- [Problem to solve]:
Carry on the mailing-list thread about the indicator matrix in the Mahout and Solr recommender from the point at which it stops.
==== Reading text ====
Re: Indicator Matrix and Mahout + Solr recommender

Posted by Xavier Rampino <xr...@senscritique.com>.

I have a related question about the Indicator Matrix. Is it possible to
compute it using either quantitative ratings; or maybe just good ratings
taken a single action (user 1 "liked" product 1). I am referring to
"Practical Machine Learning Innovations in Recommendation" where you say
that "The best choice of data may surprise you—it’s not user ratings [...]".

So basically, was this recommender designed specifically not for
quantitative ratings, or is this just an empiric observation that visits
works better than ratings in order to produce an indicator matrix leading
to the best recommendations?


On Thu, May 29, 2014 at 4:54 PM, Ted Dunning <te...@gmail.com> wrote:

> I really think that a hard limit on number of indicators is just fine.  The
> points that I have seen raised regarding this include:
>
> a) this doesn't limit total size of indicator matrix.
>
> I agree with this.  It doesn't.  And it shouldn't.  It does limit that size
> per item which is really better for operational use.
>
> b) an average would be better
>
> Why?  The hard limit winds up limiting almost all items to exactly the
> limit.  This means that this is very nearly the average.
>
>
>
>
> On Wed, May 28, 2014 at 8:31 AM, Pat Ferrel <pa...@gmail.com> wrote:
>
> > That’s what I thought, also why the total number of indicators is not
> > limitable, right?
> >
> > For the Spark version, should we allow something like an average number
> of
> > indicators per item? We will only be supporting LLR with that and as Ted
> > and Ken point out that is the interesting thing to limit. It will mean a
> > non-trivial bit of added processing if specified, obviously.
> >
> > On May 27, 2014, at 12:00 PM, Sebastian Schelter <ss...@apache.org> wrote:
> >
> > I have added the threshold merely as a way to increase the performance of
> > RowSimilarityJob. If a threshold is given, some item pairs don't need to
> be
> > looked at. A simple example is if you use cooccurrence count as
> similarity
> > measure, and set a threshold of n cooccurrences, than any pair containing
> > an item with less than n interactions can be ignored. IIRC similar
> > techniques are implemented for cosine and jaccard.
> >
> > Best,
> > Sebastian
> >
> >
> >
> > On 05/27/2014 07:08 PM, Pat Ferrel wrote:
> > >>
> > >> On May 27, 2014, at 8:15 AM, Ted Dunning <te...@gmail.com>
> wrote:
> > >>
> > >> The threshold should not normally be used in the Mahout+Solr
> deployment
> > >> style.
==== Extracted material ====
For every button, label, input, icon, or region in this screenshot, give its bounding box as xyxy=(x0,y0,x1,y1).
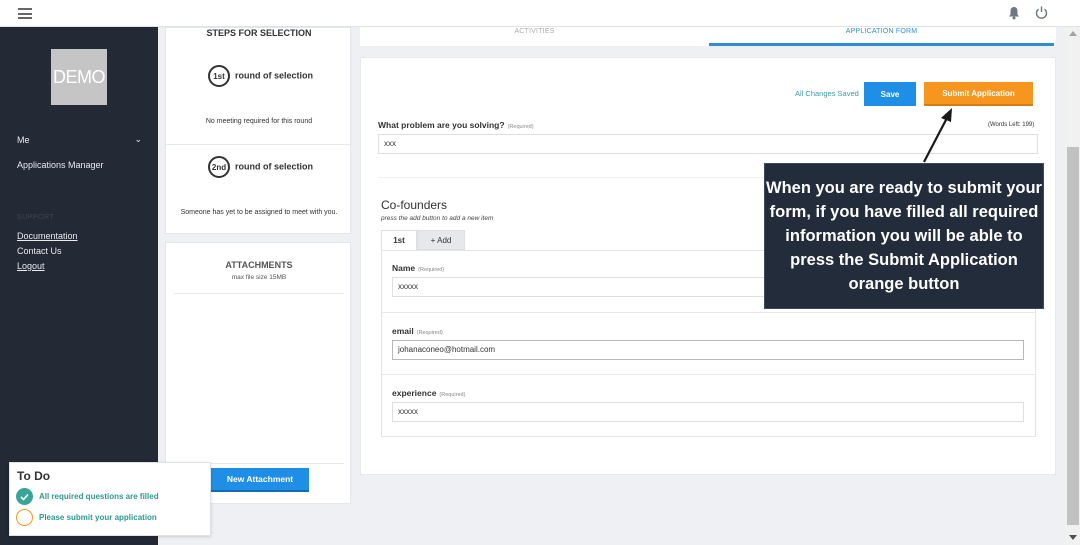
todo-widget: To Do All required questions are filled … xyxy=(9,462,211,536)
email-field[interactable]: johanaconeo@hotmail.com xyxy=(392,340,1024,360)
scroll-down-arrow-icon[interactable] xyxy=(1069,535,1077,540)
field-label: email xyxy=(392,326,414,336)
round-note: Someone has yet to be assigned to meet w… xyxy=(180,209,338,216)
round-note: No meeting required for this round xyxy=(205,118,313,125)
todo-title: To Do xyxy=(17,469,51,483)
question-label: What problem are you solving? (Required) xyxy=(378,120,534,130)
tab-activities[interactable]: ACTIVITIES xyxy=(360,27,709,46)
chevron-down-icon: ⌄ xyxy=(134,134,142,144)
round-badge: 1st xyxy=(208,65,230,87)
required-marker: (Required) xyxy=(416,330,443,336)
logout-link[interactable]: Logout xyxy=(17,261,45,271)
hamburger-menu-icon[interactable] xyxy=(18,8,32,19)
save-button[interactable]: Save xyxy=(864,82,916,106)
todo-item-label: All required questions are filled xyxy=(39,492,159,501)
tutorial-callout: When you are ready to submit your form, … xyxy=(764,163,1044,309)
sidebar-item-me[interactable]: Me ⌄ xyxy=(17,134,142,145)
experience-field[interactable]: xxxxx xyxy=(392,402,1024,422)
field-label: experience xyxy=(392,388,437,398)
experience-label: experience (Required) xyxy=(392,388,465,398)
logo: DEMO xyxy=(51,49,107,105)
words-left-counter: (Words Left: 199) xyxy=(988,122,1035,128)
scrollbar-thumb[interactable] xyxy=(1067,147,1079,525)
steps-title: STEPS FOR SELECTION xyxy=(206,28,312,38)
required-marker: (Required) xyxy=(418,267,445,273)
support-heading: SUPPORT xyxy=(17,214,55,221)
round-label: round of selection xyxy=(235,70,314,81)
contact-us-link[interactable]: Contact Us xyxy=(17,246,62,256)
divider xyxy=(166,144,350,145)
attachments-max-size: max file size 15MB xyxy=(231,274,287,281)
cofounders-title: Co-founders xyxy=(381,198,448,212)
todo-item-label: Please submit your application xyxy=(39,513,157,522)
problem-input[interactable]: xxx xyxy=(378,134,1038,154)
top-bar xyxy=(0,0,1080,27)
steps-card: STEPS FOR SELECTION 1st round of selectio… xyxy=(165,27,351,234)
round-badge: 2nd xyxy=(208,156,230,178)
new-attachment-button[interactable]: New Attachment xyxy=(211,468,309,492)
divider xyxy=(174,293,344,294)
cofounder-tab-1st[interactable]: 1st xyxy=(381,230,417,250)
required-marker: (Required) xyxy=(439,392,466,398)
round-label: round of selection xyxy=(235,161,314,172)
todo-item-done: All required questions are filled xyxy=(16,488,159,505)
divider xyxy=(382,312,1035,313)
scroll-up-arrow-icon[interactable] xyxy=(1069,31,1077,36)
sidebar-item-label: Me xyxy=(17,135,30,145)
documentation-link[interactable]: Documentation xyxy=(17,231,78,241)
required-marker: (Required) xyxy=(507,124,534,130)
sidebar-item-applications-manager[interactable]: Applications Manager xyxy=(17,160,104,170)
tab-application-form[interactable]: APPLICATION FORM xyxy=(709,27,1054,46)
power-icon[interactable] xyxy=(1035,5,1048,20)
attachments-title: ATTACHMENTS xyxy=(225,260,293,270)
email-label: email (Required) xyxy=(392,326,443,336)
save-status: All Changes Saved xyxy=(795,89,859,98)
name-label: Name (Required) xyxy=(392,263,444,273)
check-circle-icon xyxy=(16,488,33,505)
cofounders-hint: press the add button to add a new item xyxy=(381,215,494,222)
field-label: Name xyxy=(392,263,416,273)
round-2: 2nd round of selection xyxy=(208,156,313,178)
pending-circle-icon xyxy=(16,509,33,526)
submit-application-button[interactable]: Submit Application xyxy=(924,82,1033,106)
tabs-bar: ACTIVITIES APPLICATION FORM xyxy=(360,27,1056,46)
bell-icon[interactable] xyxy=(1008,6,1020,20)
round-1: 1st round of selection xyxy=(208,65,313,87)
divider xyxy=(382,374,1035,375)
todo-item-pending: Please submit your application xyxy=(16,509,157,526)
question-text: What problem are you solving? xyxy=(378,120,505,130)
add-cofounder-tab[interactable]: + Add xyxy=(417,230,465,250)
====
- [Expected output]:
> > >
> > > Understood and that’s why an alternative way of specifying a cutoff may
> > be a good idea.
> > >
> > >>
> > >> This need is better supported by specifying the maximum number of
> > >> indicators.  This is mathematically equivalent to specifying a
> fraction
> > of
> > >> values, but is more meaningful to users since good values for this
> > number
> > >> are pretty consistent across different uses (50-100 are reasonable
> > values
> > >> for most needs larger values are quite plausible).
> > >
> > > Assume you mean 50-100 as the average number per item.
> > >
> > > The total for the entire indicator matrix is what Ken was asking for.
> > But I was thinking about the use with itemsimilarity where the user may
> not
> > know the dimensionality since itemsimilarity assembles the matrix from
> > individual prefs. The user probably knows the number of items in their
> > catalog but the indicator matrix dimensionality is arbitrarily smaller.
> > >
> > > Currently the help reads:
> > > --maxSimilaritiesPerItem (-m) maxSimilaritiesPerItem    try to cap the
> > number of similar items per  item to this number  (default: 100)
> > >
> > > If this were actually the average # per item it would do what you
> > describe but it looks like it’s a literal a cutoff per vector in the
> code.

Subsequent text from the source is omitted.